--- START Data for processing ---

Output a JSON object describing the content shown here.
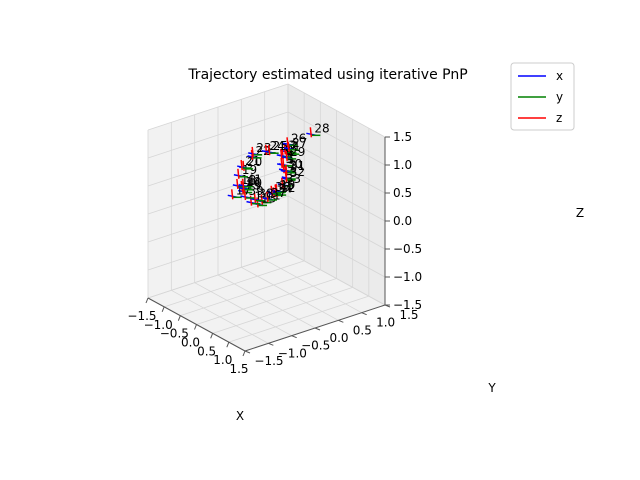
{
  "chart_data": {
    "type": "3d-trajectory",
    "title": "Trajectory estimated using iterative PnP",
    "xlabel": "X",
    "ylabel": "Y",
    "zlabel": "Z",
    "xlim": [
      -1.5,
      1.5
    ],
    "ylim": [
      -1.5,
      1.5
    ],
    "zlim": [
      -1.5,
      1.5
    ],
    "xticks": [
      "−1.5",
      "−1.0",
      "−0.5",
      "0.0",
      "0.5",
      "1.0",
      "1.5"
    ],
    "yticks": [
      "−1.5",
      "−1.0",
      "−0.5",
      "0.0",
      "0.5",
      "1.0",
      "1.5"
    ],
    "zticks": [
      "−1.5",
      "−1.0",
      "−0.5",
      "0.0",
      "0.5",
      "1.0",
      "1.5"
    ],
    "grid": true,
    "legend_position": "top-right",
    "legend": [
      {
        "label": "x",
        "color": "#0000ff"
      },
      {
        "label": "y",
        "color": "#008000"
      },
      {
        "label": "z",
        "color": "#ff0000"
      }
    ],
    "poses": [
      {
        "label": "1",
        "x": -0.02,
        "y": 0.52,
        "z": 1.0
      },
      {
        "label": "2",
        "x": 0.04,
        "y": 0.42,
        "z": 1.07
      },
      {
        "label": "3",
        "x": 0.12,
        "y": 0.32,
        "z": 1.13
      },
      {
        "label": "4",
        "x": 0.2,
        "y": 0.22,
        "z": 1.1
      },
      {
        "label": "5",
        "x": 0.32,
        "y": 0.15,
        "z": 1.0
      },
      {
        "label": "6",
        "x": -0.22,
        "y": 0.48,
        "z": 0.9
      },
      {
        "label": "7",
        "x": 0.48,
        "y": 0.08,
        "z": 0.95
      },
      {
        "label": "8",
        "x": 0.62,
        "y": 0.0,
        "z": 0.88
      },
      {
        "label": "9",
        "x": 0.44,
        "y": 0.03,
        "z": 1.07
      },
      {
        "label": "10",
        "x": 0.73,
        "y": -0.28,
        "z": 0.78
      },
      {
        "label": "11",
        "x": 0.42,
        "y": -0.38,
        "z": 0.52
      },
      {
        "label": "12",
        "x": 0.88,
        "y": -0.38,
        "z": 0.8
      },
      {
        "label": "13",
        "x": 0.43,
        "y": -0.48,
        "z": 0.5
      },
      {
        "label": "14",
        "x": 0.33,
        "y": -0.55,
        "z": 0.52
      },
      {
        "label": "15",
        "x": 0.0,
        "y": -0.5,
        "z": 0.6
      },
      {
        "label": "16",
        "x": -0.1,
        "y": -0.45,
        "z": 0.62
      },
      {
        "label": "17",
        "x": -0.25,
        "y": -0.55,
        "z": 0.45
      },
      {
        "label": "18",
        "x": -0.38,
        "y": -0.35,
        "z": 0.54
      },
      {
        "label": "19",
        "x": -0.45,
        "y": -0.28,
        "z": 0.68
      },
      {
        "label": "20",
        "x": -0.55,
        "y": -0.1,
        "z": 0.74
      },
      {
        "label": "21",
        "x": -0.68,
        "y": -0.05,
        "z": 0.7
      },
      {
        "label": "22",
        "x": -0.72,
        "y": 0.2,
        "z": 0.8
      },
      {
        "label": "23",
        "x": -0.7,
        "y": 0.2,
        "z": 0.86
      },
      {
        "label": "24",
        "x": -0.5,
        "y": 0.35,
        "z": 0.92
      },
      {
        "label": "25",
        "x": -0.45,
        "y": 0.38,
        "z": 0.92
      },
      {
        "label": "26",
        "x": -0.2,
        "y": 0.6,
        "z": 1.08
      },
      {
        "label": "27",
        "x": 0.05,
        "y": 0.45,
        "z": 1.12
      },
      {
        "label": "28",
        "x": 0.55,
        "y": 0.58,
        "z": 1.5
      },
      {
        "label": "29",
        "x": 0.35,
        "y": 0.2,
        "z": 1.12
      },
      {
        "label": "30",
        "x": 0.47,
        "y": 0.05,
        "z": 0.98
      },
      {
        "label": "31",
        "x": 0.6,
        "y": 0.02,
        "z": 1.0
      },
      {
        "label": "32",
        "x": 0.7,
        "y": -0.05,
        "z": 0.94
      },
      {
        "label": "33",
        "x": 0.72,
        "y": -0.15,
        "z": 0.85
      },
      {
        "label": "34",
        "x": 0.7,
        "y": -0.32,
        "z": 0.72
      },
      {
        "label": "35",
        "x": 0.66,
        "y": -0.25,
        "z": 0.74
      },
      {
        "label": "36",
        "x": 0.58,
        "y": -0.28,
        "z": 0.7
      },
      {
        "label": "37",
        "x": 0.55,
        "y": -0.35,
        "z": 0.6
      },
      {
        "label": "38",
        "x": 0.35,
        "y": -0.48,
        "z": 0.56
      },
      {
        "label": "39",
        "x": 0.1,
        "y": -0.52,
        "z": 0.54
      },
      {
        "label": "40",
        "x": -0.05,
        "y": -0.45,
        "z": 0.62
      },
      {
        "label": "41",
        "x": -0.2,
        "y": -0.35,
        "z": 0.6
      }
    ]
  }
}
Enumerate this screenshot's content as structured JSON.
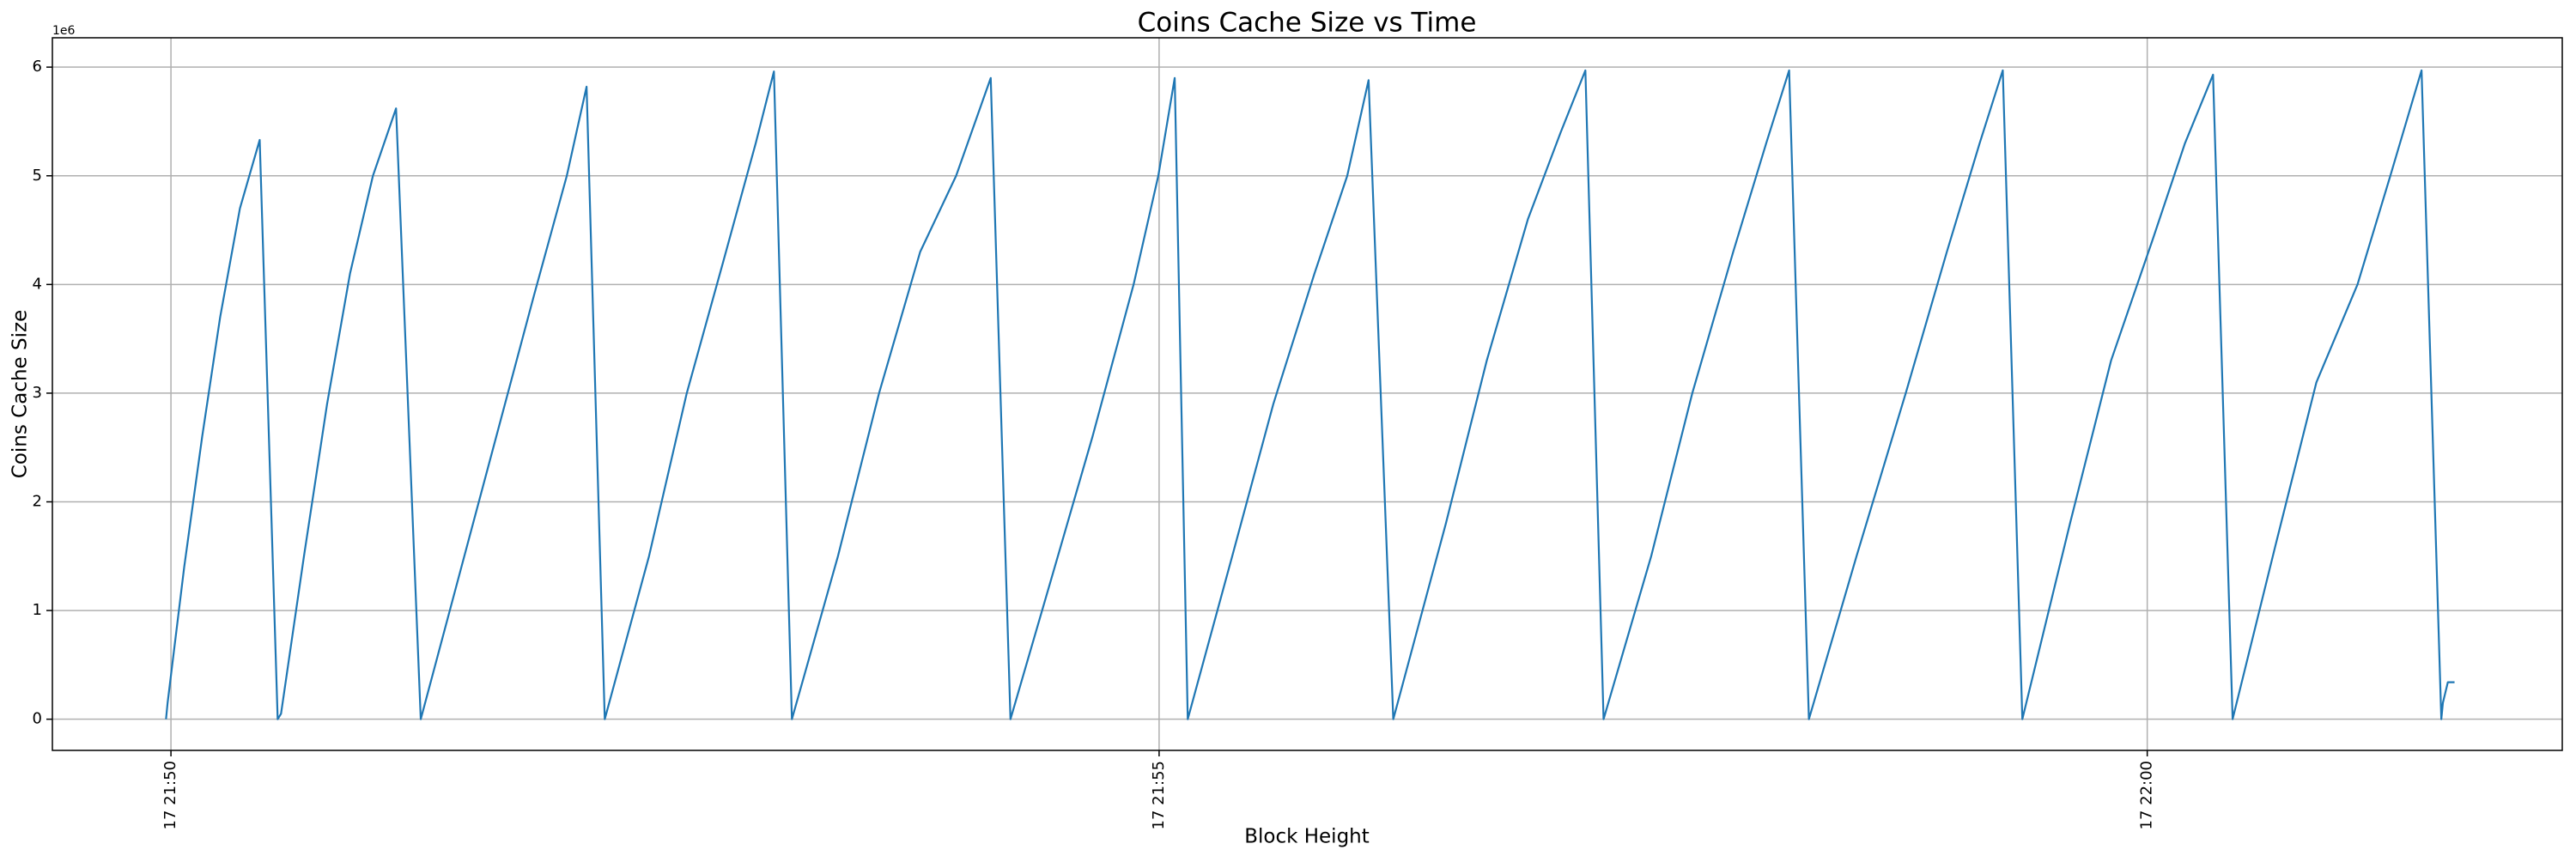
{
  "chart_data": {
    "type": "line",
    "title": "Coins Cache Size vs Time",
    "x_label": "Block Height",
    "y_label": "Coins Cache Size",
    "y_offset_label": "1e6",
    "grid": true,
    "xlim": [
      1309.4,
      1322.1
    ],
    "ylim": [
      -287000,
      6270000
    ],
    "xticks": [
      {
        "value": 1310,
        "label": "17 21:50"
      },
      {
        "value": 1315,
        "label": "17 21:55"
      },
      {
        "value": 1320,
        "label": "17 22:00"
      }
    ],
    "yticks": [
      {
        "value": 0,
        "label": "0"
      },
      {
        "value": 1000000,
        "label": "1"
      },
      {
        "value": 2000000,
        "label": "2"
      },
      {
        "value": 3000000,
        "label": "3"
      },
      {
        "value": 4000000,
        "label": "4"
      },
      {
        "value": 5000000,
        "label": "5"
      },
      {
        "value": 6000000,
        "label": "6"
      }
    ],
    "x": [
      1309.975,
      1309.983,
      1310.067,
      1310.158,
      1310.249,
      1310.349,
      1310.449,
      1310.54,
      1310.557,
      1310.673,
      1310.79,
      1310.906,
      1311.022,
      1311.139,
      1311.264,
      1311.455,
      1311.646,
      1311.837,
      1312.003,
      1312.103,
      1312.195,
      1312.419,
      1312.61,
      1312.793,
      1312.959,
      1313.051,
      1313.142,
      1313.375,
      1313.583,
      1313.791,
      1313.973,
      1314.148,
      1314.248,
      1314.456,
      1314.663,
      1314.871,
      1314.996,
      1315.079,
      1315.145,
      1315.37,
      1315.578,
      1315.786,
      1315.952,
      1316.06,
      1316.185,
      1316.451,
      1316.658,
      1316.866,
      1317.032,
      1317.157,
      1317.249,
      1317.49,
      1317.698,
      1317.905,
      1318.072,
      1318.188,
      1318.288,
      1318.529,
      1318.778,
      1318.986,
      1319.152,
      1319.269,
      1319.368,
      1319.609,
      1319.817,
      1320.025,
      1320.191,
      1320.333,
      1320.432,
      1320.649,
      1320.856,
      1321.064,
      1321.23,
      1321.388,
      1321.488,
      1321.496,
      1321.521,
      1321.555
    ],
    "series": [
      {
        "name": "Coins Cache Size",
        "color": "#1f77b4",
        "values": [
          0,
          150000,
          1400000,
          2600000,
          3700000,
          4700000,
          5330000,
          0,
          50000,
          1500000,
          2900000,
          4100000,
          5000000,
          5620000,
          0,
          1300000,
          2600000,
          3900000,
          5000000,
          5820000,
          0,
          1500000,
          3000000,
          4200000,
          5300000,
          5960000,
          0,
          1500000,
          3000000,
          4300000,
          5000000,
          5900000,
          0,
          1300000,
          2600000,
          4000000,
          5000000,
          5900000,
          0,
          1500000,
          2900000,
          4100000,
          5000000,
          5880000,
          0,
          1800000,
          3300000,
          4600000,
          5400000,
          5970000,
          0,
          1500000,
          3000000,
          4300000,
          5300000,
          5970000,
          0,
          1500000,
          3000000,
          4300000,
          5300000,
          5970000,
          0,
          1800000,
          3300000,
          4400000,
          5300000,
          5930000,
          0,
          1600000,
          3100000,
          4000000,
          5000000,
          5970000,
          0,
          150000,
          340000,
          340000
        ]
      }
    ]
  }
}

--- END Data for processing ---

### Exercise description
Using the listing above, pick out each line that contains the word "Size", then copy it.

### Written solution
    "title": "Coins Cache Size vs Time",
    "y_label": "Coins Cache Size",
        "name": "Coins Cache Size",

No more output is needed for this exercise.